- **Source data**:

-- Start --

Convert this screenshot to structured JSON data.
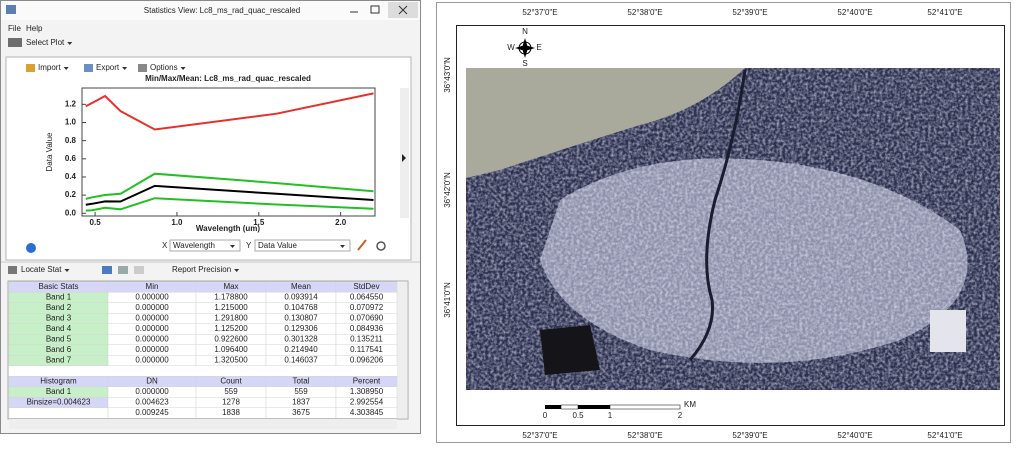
{
  "window": {
    "title": "Statistics View: Lc8_ms_rad_quac_rescaled",
    "menu": [
      "File",
      "Help"
    ],
    "toolbar": "Select Plot",
    "plot_toolbar": [
      "Import",
      "Export",
      "Options"
    ],
    "axis_controls": {
      "x_label": "X",
      "x_value": "Wavelength",
      "y_label": "Y",
      "y_value": "Data Value"
    },
    "stats_toolbar": [
      "Locate Stat",
      "Report Precision"
    ]
  },
  "chart_data": {
    "type": "line",
    "title": "Min/Max/Mean: Lc8_ms_rad_quac_rescaled",
    "x_label": "Wavelength (um)",
    "y_label": "Data Value",
    "x": [
      0.443,
      0.482,
      0.561,
      0.655,
      0.865,
      1.609,
      2.201
    ],
    "series": [
      {
        "color": "#e8302a",
        "values": [
          1.1788,
          1.215,
          1.2918,
          1.1252,
          0.9226,
          1.0964,
          1.3205
        ]
      },
      {
        "color": "#22c022",
        "values": [
          0.158,
          0.176,
          0.2015,
          0.2143,
          0.4365,
          0.3324,
          0.2423
        ]
      },
      {
        "color": "#000000",
        "values": [
          0.0939,
          0.1048,
          0.1308,
          0.1293,
          0.3013,
          0.2149,
          0.146
        ]
      },
      {
        "color": "#22c022",
        "values": [
          0.029,
          0.034,
          0.06,
          0.044,
          0.166,
          0.097,
          0.05
        ]
      }
    ],
    "xlim": [
      0.42,
      2.21
    ],
    "ylim": [
      -0.03,
      1.38
    ],
    "xticks": [
      0.5,
      {
        "value": 1,
        "label": "1.0"
      },
      1.5,
      {
        "value": 2,
        "label": "2.0"
      }
    ],
    "yticks": [
      {
        "value": 0,
        "label": "0.0"
      },
      0.2,
      0.4,
      0.6,
      0.8,
      {
        "value": 1,
        "label": "1.0"
      },
      1.2
    ]
  },
  "table": {
    "basic_header": [
      "Basic Stats",
      "Min",
      "Max",
      "Mean",
      "StdDev"
    ],
    "basic_rows": [
      [
        "Band 1",
        "0.000000",
        "1.178800",
        "0.093914",
        "0.064550"
      ],
      [
        "Band 2",
        "0.000000",
        "1.215000",
        "0.104768",
        "0.070972"
      ],
      [
        "Band 3",
        "0.000000",
        "1.291800",
        "0.130807",
        "0.070690"
      ],
      [
        "Band 4",
        "0.000000",
        "1.125200",
        "0.129306",
        "0.084936"
      ],
      [
        "Band 5",
        "0.000000",
        "0.922600",
        "0.301328",
        "0.135211"
      ],
      [
        "Band 6",
        "0.000000",
        "1.096400",
        "0.214940",
        "0.117541"
      ],
      [
        "Band 7",
        "0.000000",
        "1.320500",
        "0.146037",
        "0.096206"
      ]
    ],
    "histogram_header": [
      "Histogram",
      "DN",
      "Count",
      "Total",
      "Percent"
    ],
    "histogram_rows": [
      [
        "Band 1",
        "0.000000",
        "559",
        "559",
        "1.308950"
      ],
      [
        "Binsize=0.004623",
        "0.004623",
        "1278",
        "1837",
        "2.992554"
      ],
      [
        null,
        "0.009245",
        "1838",
        "3675",
        "4.303845"
      ]
    ]
  },
  "map": {
    "top_longitudes": [
      "52°37'0\"E",
      "52°38'0\"E",
      "52°39'0\"E",
      "52°40'0\"E",
      "52°41'0\"E"
    ],
    "bottom_longitudes": [
      "52°37'0\"E",
      "52°38'0\"E",
      "52°39'0\"E",
      "52°40'0\"E",
      "52°41'0\"E"
    ],
    "left_latitudes": [
      "36°43'0\"N",
      "36°42'0\"N",
      "36°41'0\"N"
    ],
    "north_arrow": [
      "N",
      "W",
      "E",
      "S"
    ],
    "scale_labels": [
      "0",
      "0.5",
      "1",
      "2"
    ],
    "scale_unit": "KM"
  }
}
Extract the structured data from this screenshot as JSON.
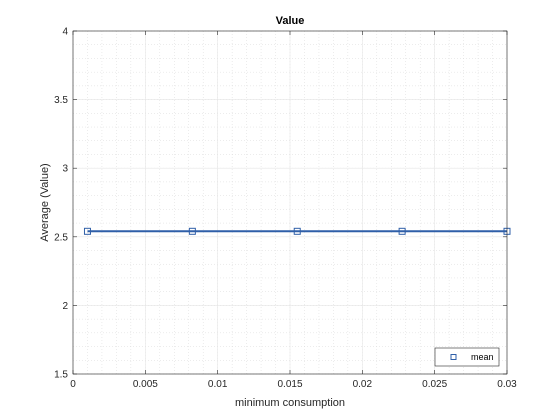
{
  "chart_data": {
    "type": "line",
    "title": "Value",
    "xlabel": "minimum consumption",
    "ylabel": "Average (Value)",
    "xlim": [
      0,
      0.03
    ],
    "ylim": [
      1.5,
      4
    ],
    "xticks": [
      0,
      0.005,
      0.01,
      0.015,
      0.02,
      0.025,
      0.03
    ],
    "xtick_labels": [
      "0",
      "0.005",
      "0.01",
      "0.015",
      "0.02",
      "0.025",
      "0.03"
    ],
    "yticks": [
      1.5,
      2,
      2.5,
      3,
      3.5,
      4
    ],
    "ytick_labels": [
      "1.5",
      "2",
      "2.5",
      "3",
      "3.5",
      "4"
    ],
    "grid": true,
    "minor_grid": true,
    "legend_position": "bottom-right",
    "series": [
      {
        "name": "mean",
        "color": "#2f5fa8",
        "marker": "square",
        "x": [
          0.001,
          0.00825,
          0.0155,
          0.02275,
          0.03
        ],
        "y": [
          2.54,
          2.54,
          2.54,
          2.54,
          2.54
        ]
      }
    ]
  }
}
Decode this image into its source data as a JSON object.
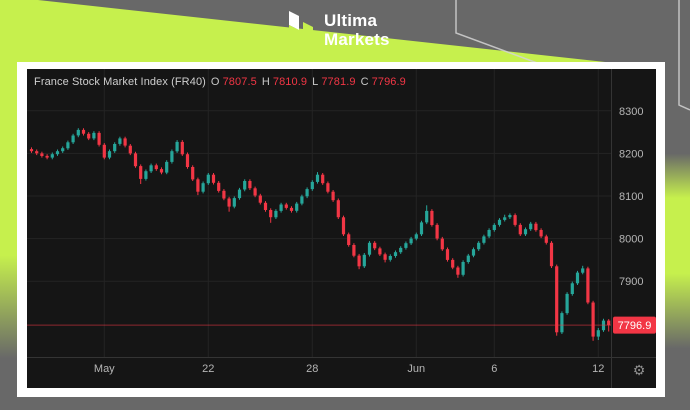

-- End --

Each record must be quoted in full and exactly. Do not include the pictures.

Convert this screenshot to structured JSON data.
{
  "window": {
    "title": "Statistics View: Lc8_ms_rad_quac_rescaled",
    "menu": [
      "File",
      "Help"
    ],
    "toolbar": "Select Plot",
    "plot_toolbar": [
      "Import",
      "Export",
      "Options"
    ],
    "axis_controls": {
      "x_label": "X",
      "x_value": "Wavelength",
      "y_label": "Y",
      "y_value": "Data Value"
    },
    "stats_toolbar": [
      "Locate Stat",
      "Report Precision"
    ]
  },
  "chart_data": {
    "type": "line",
    "title": "Min/Max/Mean: Lc8_ms_rad_quac_rescaled",
    "x_label": "Wavelength (um)",
    "y_label": "Data Value",
    "x": [
      0.443,
      0.482,
      0.561,
      0.655,
      0.865,
      1.609,
      2.201
    ],
    "series": [
      {
        "color": "#e8302a",
        "values": [
          1.1788,
          1.215,
          1.2918,
          1.1252,
          0.9226,
          1.0964,
          1.3205
        ]
      },
      {
        "color": "#22c022",
        "values": [
          0.158,
          0.176,
          0.2015,
          0.2143,
          0.4365,
          0.3324,
          0.2423
        ]
      },
      {
        "color": "#000000",
        "values": [
          0.0939,
          0.1048,
          0.1308,
          0.1293,
          0.3013,
          0.2149,
          0.146
        ]
      },
      {
        "color": "#22c022",
        "values": [
          0.029,
          0.034,
          0.06,
          0.044,
          0.166,
          0.097,
          0.05
        ]
      }
    ],
    "xlim": [
      0.42,
      2.21
    ],
    "ylim": [
      -0.03,
      1.38
    ],
    "xticks": [
      0.5,
      {
        "value": 1,
        "label": "1.0"
      },
      1.5,
      {
        "value": 2,
        "label": "2.0"
      }
    ],
    "yticks": [
      {
        "value": 0,
        "label": "0.0"
      },
      0.2,
      0.4,
      0.6,
      0.8,
      {
        "value": 1,
        "label": "1.0"
      },
      1.2
    ]
  },
  "table": {
    "basic_header": [
      "Basic Stats",
      "Min",
      "Max",
      "Mean",
      "StdDev"
    ],
    "basic_rows": [
      [
        "Band 1",
        "0.000000",
        "1.178800",
        "0.093914",
        "0.064550"
      ],
      [
        "Band 2",
        "0.000000",
        "1.215000",
        "0.104768",
        "0.070972"
      ],
      [
        "Band 3",
        "0.000000",
        "1.291800",
        "0.130807",
        "0.070690"
      ],
      [
        "Band 4",
        "0.000000",
        "1.125200",
        "0.129306",
        "0.084936"
      ],
      [
        "Band 5",
        "0.000000",
        "0.922600",
        "0.301328",
        "0.135211"
      ],
      [
        "Band 6",
        "0.000000",
        "1.096400",
        "0.214940",
        "0.117541"
      ],
      [
        "Band 7",
        "0.000000",
        "1.320500",
        "0.146037",
        "0.096206"
      ]
    ],
    "histogram_header": [
      "Histogram",
      "DN",
      "Count",
      "Total",
      "Percent"
    ],
    "histogram_rows": [
      [
        "Band 1",
        "0.000000",
        "559",
        "559",
        "1.308950"
      ],
      [
        "Binsize=0.004623",
        "0.004623",
        "1278",
        "1837",
        "2.992554"
      ],
      [
        null,
        "0.009245",
        "1838",
        "3675",
        "4.303845"
      ]
    ]
  },
  "map": {
    "top_longitudes": [
      "52°37'0\"E",
      "52°38'0\"E",
      "52°39'0\"E",
      "52°40'0\"E",
      "52°41'0\"E"
    ],
    "bottom_longitudes": [
      "52°37'0\"E",
      "52°38'0\"E",
      "52°39'0\"E",
      "52°40'0\"E",
      "52°41'0\"E"
    ],
    "left_latitudes": [
      "36°43'0\"N",
      "36°42'0\"N",
      "36°41'0\"N"
    ],
    "north_arrow": [
      "N",
      "W",
      "E",
      "S"
    ],
    "scale_labels": [
      "0",
      "0.5",
      "1",
      "2"
    ],
    "scale_unit": "KM"
  }
}
Extract the structured data from this screenshot as JSON.
{
  "chart_data": {
    "type": "line",
    "title": "Value",
    "xlabel": "minimum consumption",
    "ylabel": "Average (Value)",
    "xlim": [
      0,
      0.03
    ],
    "ylim": [
      1.5,
      4
    ],
    "xticks": [
      0,
      0.005,
      0.01,
      0.015,
      0.02,
      0.025,
      0.03
    ],
    "xtick_labels": [
      "0",
      "0.005",
      "0.01",
      "0.015",
      "0.02",
      "0.025",
      "0.03"
    ],
    "yticks": [
      1.5,
      2,
      2.5,
      3,
      3.5,
      4
    ],
    "ytick_labels": [
      "1.5",
      "2",
      "2.5",
      "3",
      "3.5",
      "4"
    ],
    "grid": true,
    "minor_grid": true,
    "legend_position": "bottom-right",
    "series": [
      {
        "name": "mean",
        "color": "#2f5fa8",
        "marker": "square",
        "x": [
          0.001,
          0.00825,
          0.0155,
          0.02275,
          0.03
        ],
        "y": [
          2.54,
          2.54,
          2.54,
          2.54,
          2.54
        ]
      }
    ]
  }
}
Decode this image into its source data as a JSON object.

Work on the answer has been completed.